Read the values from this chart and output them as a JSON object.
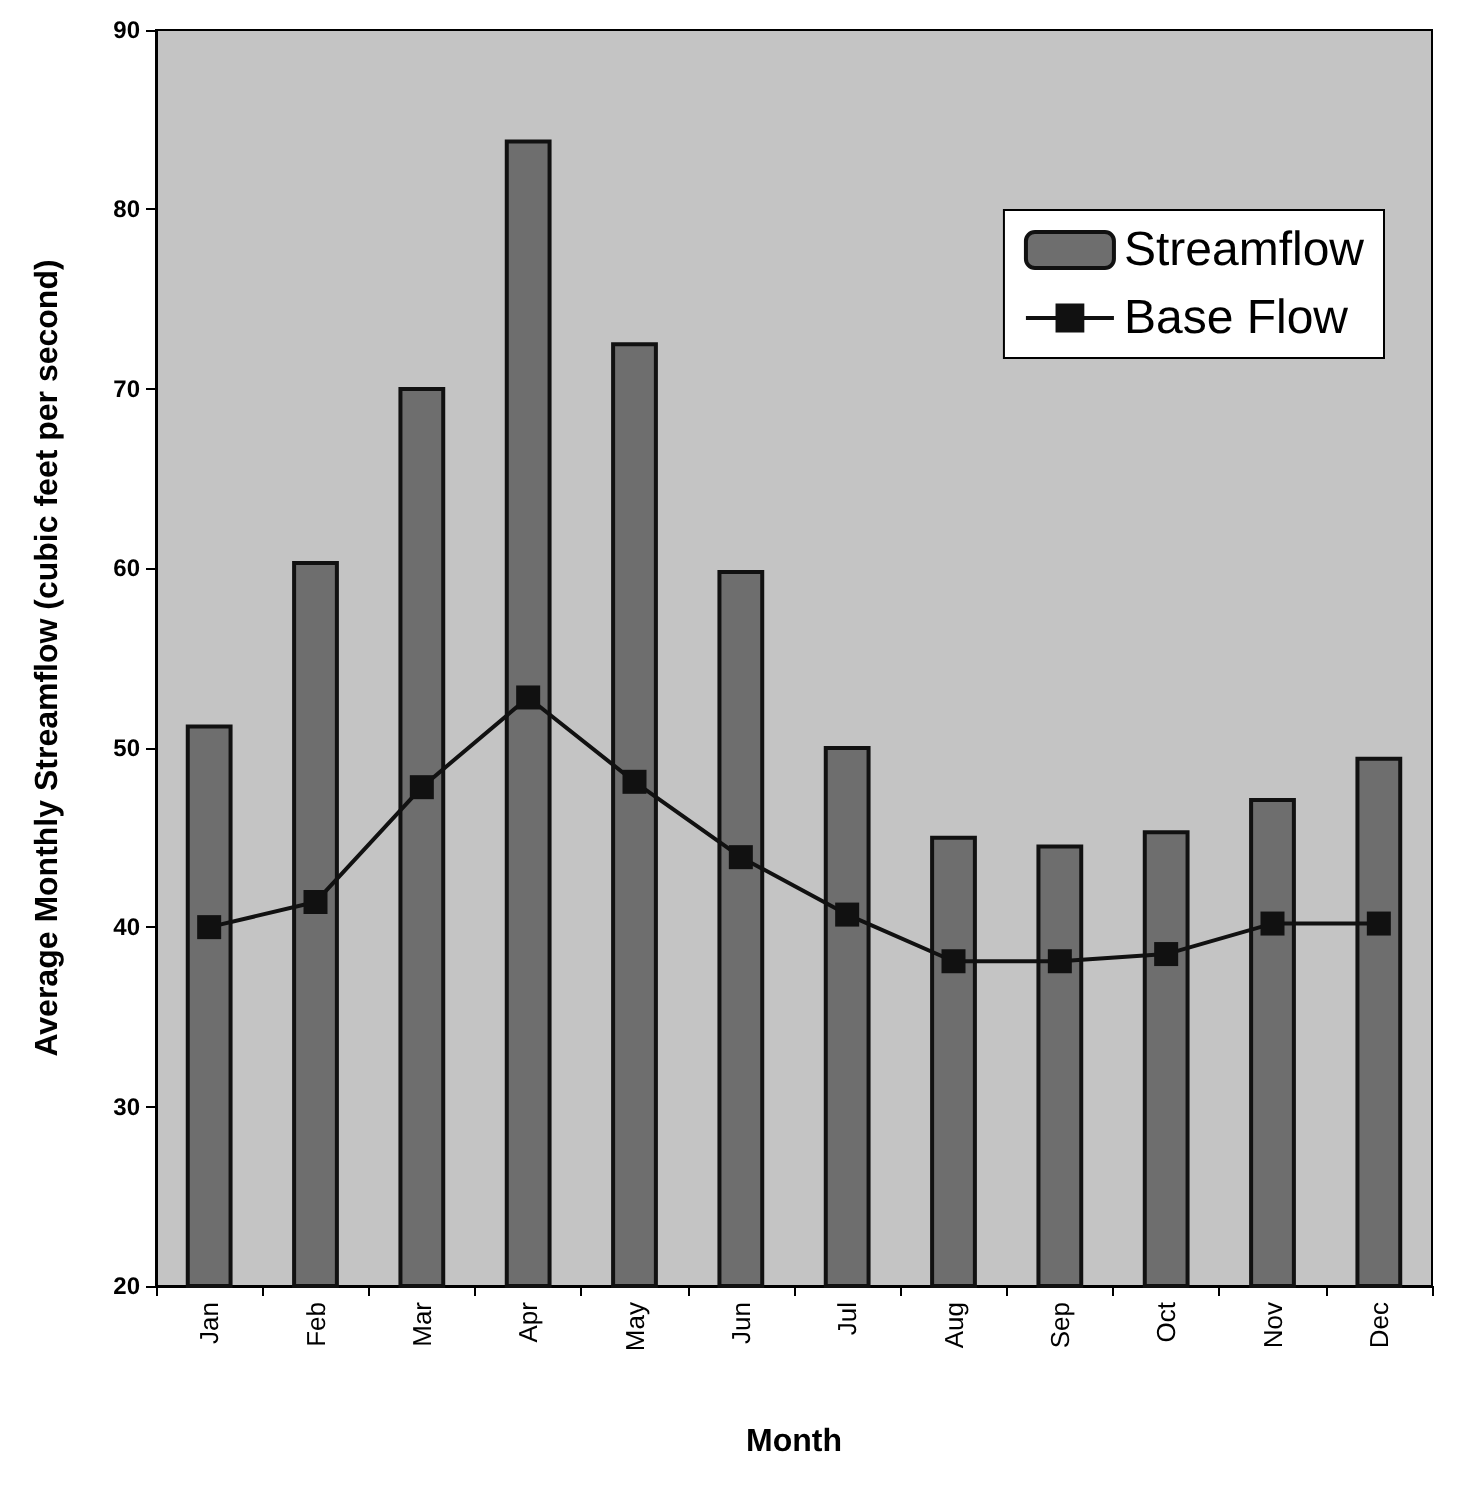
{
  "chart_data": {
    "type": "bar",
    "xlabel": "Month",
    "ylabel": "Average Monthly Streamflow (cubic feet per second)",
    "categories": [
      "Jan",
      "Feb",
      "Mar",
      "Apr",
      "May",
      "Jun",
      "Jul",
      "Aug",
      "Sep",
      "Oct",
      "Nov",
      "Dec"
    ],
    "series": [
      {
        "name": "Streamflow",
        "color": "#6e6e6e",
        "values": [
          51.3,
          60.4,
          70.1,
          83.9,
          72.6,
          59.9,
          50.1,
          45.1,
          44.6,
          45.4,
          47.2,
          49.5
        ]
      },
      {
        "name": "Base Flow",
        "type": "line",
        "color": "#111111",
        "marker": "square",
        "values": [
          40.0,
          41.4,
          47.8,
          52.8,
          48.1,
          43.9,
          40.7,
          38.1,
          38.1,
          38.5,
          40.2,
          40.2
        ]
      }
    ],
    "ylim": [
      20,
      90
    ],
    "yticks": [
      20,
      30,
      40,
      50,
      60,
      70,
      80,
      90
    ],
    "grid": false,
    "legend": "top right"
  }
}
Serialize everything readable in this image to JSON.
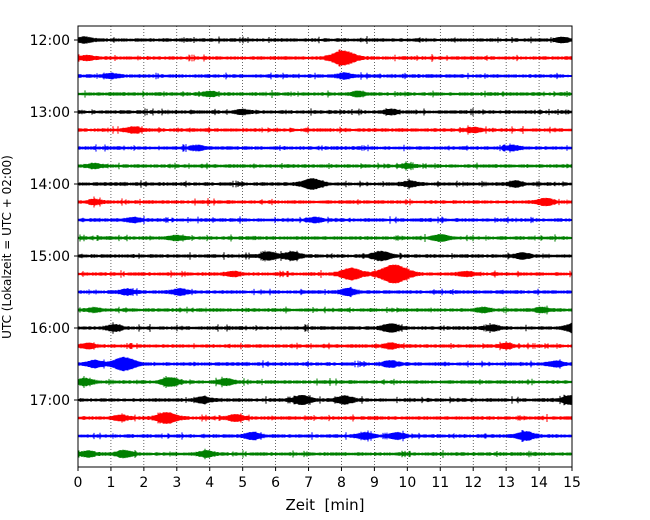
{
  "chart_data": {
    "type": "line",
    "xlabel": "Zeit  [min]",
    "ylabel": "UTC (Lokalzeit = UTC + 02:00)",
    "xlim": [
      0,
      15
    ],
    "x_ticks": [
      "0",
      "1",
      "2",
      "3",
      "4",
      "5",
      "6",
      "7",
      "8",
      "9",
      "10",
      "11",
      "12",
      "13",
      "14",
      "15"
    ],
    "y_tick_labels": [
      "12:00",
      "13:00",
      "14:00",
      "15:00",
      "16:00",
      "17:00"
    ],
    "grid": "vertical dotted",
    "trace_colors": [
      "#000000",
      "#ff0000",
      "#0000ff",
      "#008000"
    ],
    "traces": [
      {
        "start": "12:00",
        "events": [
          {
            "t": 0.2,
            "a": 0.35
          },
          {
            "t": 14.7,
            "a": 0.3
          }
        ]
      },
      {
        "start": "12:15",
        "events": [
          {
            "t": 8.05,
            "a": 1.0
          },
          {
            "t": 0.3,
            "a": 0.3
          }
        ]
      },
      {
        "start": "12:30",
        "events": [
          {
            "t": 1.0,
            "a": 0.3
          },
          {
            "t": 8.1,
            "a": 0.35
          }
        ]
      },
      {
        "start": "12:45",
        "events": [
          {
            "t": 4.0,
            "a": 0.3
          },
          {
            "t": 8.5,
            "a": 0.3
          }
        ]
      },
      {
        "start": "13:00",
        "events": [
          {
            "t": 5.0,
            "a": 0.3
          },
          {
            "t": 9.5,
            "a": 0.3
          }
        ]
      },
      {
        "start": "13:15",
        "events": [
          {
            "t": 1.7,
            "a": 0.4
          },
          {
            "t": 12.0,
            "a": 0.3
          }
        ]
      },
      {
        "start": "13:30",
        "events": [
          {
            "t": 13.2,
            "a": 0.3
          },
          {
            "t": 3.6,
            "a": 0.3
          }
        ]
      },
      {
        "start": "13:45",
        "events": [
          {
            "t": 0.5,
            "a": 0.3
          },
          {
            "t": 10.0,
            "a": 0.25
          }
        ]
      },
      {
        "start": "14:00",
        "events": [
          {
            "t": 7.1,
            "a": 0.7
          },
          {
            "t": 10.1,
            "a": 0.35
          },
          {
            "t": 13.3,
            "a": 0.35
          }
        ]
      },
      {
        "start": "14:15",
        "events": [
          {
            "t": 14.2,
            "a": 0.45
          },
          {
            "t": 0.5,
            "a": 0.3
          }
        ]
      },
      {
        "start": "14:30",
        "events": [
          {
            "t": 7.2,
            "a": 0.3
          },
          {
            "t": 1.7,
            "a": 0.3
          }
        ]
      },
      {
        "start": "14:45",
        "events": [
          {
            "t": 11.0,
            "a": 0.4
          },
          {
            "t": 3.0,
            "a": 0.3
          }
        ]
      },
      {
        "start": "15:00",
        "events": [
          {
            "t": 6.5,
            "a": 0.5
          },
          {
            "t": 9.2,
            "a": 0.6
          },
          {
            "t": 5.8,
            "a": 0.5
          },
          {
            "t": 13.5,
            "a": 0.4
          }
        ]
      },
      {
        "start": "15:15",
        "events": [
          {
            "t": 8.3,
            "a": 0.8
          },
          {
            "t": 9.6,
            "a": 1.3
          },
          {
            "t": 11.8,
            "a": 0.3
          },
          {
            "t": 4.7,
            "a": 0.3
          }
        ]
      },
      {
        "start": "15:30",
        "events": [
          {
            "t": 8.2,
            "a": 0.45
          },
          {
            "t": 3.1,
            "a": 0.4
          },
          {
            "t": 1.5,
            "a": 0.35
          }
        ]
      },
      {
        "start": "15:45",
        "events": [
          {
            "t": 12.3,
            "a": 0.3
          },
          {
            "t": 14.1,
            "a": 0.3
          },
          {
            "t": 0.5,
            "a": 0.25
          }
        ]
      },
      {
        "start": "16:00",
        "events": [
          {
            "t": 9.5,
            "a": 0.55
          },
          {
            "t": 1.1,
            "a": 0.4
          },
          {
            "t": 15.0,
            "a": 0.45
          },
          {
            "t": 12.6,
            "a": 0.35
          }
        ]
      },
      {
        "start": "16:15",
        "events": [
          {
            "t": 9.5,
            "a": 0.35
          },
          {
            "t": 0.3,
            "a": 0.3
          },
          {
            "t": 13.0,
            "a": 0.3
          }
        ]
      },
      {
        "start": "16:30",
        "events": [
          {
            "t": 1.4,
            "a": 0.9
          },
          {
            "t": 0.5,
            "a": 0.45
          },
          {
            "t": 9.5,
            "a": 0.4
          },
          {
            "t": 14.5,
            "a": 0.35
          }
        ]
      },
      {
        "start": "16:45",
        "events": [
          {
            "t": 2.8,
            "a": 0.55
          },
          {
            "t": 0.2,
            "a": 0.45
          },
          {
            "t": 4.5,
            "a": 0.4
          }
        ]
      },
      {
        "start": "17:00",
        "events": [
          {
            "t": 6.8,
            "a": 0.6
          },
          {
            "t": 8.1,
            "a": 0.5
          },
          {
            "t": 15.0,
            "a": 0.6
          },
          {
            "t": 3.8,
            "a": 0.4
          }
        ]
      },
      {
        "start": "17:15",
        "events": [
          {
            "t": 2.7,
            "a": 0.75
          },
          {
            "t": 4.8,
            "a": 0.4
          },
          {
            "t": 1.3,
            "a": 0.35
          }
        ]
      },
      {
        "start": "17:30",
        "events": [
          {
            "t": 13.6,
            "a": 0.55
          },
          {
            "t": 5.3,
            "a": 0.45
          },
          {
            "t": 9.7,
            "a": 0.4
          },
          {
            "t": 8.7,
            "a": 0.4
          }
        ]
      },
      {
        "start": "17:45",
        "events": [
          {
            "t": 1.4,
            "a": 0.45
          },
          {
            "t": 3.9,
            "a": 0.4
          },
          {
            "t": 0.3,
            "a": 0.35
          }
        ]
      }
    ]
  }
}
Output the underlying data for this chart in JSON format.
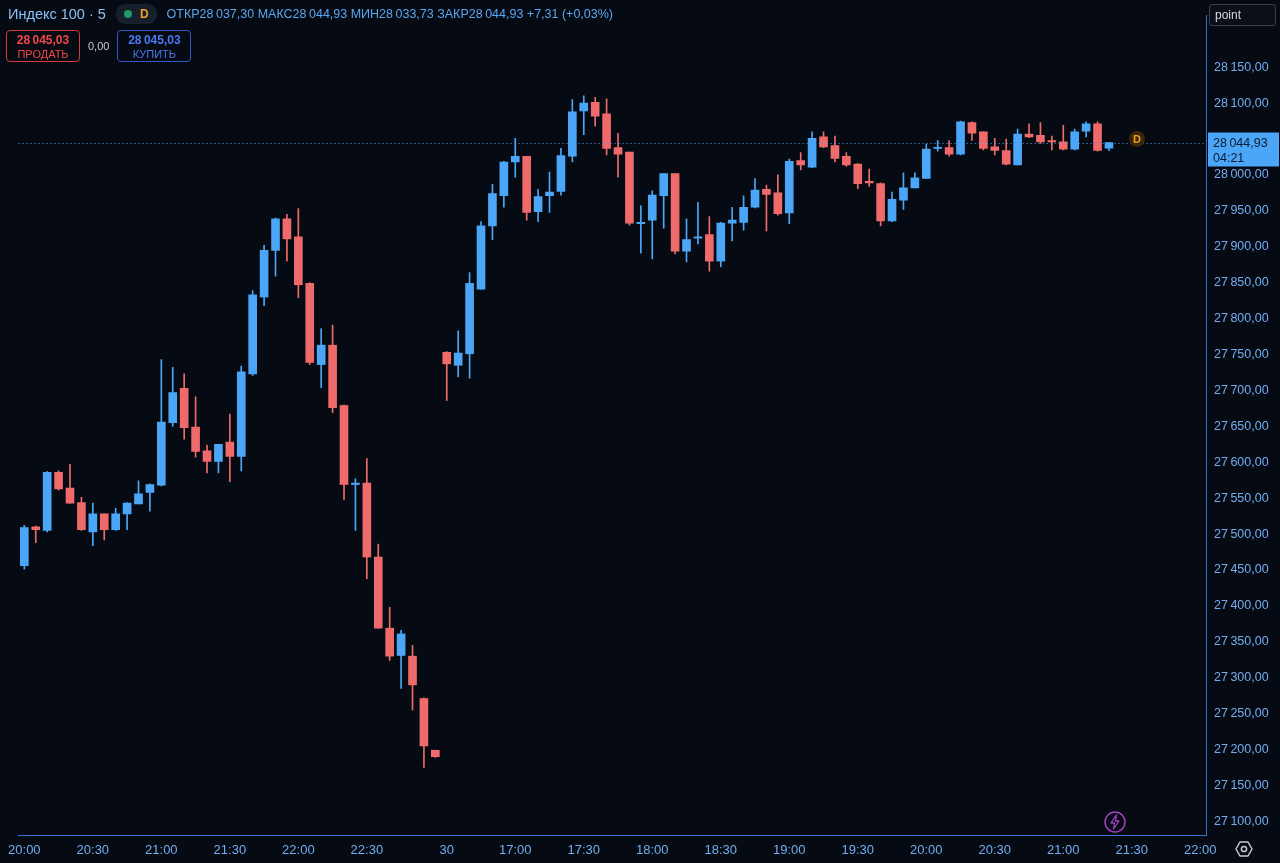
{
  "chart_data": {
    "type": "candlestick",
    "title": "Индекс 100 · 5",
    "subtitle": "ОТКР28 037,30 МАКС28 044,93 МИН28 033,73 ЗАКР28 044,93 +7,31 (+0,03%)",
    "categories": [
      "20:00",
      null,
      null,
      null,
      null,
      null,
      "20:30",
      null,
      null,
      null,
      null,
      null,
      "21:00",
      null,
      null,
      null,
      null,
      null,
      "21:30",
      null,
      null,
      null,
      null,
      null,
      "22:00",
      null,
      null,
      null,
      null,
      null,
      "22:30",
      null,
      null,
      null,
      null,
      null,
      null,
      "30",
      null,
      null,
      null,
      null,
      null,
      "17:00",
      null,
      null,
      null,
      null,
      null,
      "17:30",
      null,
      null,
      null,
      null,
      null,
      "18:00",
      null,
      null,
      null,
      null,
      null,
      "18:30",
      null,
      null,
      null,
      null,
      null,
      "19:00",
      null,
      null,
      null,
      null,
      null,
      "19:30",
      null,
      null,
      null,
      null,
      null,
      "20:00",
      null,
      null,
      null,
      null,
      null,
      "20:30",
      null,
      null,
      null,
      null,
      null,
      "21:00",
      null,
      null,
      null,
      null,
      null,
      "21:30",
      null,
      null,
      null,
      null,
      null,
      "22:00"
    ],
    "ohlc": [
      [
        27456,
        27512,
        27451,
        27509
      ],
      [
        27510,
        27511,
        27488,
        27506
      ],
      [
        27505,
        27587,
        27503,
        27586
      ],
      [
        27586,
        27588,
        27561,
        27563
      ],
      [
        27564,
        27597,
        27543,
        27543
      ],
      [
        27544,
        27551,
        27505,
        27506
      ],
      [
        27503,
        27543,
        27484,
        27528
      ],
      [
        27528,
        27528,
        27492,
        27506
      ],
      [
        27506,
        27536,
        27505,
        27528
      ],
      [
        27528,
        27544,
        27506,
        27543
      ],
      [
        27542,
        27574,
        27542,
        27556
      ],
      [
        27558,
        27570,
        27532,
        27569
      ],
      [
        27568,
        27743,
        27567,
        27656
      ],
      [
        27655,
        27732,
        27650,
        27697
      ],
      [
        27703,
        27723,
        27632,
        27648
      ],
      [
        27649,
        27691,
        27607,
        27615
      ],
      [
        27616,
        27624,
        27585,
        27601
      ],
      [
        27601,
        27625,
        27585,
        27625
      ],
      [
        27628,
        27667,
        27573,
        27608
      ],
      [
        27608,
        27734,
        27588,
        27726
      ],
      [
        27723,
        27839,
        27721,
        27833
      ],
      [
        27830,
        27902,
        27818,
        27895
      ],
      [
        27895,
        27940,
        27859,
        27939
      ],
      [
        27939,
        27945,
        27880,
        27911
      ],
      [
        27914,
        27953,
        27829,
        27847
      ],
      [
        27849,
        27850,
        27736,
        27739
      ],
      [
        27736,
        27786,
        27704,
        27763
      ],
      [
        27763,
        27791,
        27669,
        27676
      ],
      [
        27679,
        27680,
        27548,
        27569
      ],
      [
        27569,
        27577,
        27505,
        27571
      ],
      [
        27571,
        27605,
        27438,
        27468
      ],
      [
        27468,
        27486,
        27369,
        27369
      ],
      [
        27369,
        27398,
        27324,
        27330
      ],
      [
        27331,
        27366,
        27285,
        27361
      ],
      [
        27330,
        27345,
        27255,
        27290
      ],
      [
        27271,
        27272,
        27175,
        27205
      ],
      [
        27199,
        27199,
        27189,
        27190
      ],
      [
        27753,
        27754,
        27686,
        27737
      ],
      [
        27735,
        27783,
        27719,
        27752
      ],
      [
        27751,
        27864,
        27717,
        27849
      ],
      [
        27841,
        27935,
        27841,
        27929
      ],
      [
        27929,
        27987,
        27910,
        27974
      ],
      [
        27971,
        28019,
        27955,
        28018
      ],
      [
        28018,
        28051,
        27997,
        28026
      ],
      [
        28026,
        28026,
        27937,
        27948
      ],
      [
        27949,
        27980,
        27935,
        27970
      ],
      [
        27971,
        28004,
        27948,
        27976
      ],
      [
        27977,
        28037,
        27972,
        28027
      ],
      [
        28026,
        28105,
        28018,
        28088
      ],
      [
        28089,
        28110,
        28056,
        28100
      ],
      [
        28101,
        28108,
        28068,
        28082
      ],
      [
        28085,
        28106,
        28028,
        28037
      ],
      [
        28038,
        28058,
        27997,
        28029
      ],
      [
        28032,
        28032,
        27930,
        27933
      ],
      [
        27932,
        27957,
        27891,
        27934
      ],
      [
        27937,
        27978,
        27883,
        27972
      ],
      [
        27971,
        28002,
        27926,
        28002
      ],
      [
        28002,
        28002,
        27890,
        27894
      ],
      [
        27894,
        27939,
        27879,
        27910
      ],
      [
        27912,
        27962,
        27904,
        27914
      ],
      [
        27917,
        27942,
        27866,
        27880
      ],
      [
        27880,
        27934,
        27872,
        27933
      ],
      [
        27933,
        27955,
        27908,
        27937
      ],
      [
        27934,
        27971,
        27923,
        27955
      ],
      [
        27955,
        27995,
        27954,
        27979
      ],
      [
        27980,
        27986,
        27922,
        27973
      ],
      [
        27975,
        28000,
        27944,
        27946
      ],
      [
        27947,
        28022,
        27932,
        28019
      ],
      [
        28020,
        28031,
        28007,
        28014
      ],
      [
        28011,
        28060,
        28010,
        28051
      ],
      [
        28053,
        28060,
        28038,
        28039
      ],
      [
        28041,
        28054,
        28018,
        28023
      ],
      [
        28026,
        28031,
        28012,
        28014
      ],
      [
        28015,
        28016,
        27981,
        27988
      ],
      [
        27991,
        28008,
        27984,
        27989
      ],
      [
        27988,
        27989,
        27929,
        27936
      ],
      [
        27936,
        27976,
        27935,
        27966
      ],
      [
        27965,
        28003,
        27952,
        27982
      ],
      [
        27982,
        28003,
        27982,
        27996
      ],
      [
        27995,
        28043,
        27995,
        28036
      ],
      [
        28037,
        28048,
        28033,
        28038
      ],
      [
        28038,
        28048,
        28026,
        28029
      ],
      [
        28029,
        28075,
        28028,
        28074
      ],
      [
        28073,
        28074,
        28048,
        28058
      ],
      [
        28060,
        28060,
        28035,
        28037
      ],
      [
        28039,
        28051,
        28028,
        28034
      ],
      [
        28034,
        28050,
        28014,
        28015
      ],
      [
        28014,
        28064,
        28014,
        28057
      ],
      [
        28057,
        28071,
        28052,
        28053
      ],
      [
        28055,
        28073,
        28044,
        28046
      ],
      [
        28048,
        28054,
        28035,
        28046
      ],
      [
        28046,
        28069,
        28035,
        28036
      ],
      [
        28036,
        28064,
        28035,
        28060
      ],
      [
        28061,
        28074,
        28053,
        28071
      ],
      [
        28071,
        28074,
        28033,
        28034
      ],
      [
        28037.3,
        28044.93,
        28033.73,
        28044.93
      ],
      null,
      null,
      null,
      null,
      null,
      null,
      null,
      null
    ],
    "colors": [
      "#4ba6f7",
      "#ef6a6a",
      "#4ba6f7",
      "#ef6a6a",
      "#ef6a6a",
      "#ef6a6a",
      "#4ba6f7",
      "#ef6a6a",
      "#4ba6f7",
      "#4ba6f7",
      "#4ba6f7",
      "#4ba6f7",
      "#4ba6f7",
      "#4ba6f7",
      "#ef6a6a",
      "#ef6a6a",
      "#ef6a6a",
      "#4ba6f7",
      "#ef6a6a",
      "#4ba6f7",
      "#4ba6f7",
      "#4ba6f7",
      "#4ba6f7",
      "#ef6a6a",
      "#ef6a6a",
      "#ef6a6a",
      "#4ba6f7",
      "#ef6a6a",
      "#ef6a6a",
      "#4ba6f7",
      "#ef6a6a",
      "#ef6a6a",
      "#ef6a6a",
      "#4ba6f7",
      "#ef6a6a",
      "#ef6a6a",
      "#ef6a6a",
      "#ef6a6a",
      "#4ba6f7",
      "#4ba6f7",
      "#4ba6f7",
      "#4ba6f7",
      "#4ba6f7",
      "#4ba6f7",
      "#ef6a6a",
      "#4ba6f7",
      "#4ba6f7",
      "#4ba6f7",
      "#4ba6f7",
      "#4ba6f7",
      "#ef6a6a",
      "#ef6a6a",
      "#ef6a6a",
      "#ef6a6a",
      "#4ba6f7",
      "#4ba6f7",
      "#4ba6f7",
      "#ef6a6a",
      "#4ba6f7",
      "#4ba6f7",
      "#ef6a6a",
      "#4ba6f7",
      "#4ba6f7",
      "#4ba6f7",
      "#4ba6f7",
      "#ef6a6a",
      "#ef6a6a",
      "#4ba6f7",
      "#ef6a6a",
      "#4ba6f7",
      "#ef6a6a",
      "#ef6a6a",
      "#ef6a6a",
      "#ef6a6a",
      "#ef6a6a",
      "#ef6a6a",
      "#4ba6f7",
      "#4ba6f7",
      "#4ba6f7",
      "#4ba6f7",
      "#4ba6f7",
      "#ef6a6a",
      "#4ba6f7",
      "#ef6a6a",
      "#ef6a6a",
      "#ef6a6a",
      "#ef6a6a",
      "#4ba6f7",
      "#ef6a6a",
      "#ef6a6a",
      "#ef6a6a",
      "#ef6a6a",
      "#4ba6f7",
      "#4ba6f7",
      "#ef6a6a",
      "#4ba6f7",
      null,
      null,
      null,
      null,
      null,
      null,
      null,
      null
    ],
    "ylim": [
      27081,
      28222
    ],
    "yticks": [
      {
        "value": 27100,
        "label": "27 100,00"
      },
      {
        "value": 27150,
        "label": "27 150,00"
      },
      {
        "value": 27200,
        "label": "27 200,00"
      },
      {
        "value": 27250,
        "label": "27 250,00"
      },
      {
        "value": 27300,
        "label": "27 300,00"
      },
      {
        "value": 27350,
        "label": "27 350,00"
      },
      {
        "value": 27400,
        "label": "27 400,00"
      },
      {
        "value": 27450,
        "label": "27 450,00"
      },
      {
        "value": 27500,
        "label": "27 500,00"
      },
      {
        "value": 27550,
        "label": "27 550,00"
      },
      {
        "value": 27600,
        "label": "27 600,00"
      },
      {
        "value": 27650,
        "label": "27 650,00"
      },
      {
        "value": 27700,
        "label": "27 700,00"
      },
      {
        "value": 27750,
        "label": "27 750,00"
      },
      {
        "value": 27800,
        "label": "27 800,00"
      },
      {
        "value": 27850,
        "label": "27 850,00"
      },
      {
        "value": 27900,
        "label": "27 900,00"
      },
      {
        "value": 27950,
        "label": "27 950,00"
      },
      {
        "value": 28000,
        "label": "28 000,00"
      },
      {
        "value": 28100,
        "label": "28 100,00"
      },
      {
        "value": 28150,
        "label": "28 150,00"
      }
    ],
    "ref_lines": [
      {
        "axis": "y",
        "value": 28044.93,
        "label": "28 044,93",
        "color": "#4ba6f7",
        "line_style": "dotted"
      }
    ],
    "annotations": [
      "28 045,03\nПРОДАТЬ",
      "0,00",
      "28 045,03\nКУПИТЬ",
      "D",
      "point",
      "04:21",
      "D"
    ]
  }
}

+++++

## AIM OF THE EXERCISE
Copy out every line with the word "type".

## EXERCISE OUTPUT
    "type": "bar",
        "type": "line",
    "type": "line",
    "type": "candlestick",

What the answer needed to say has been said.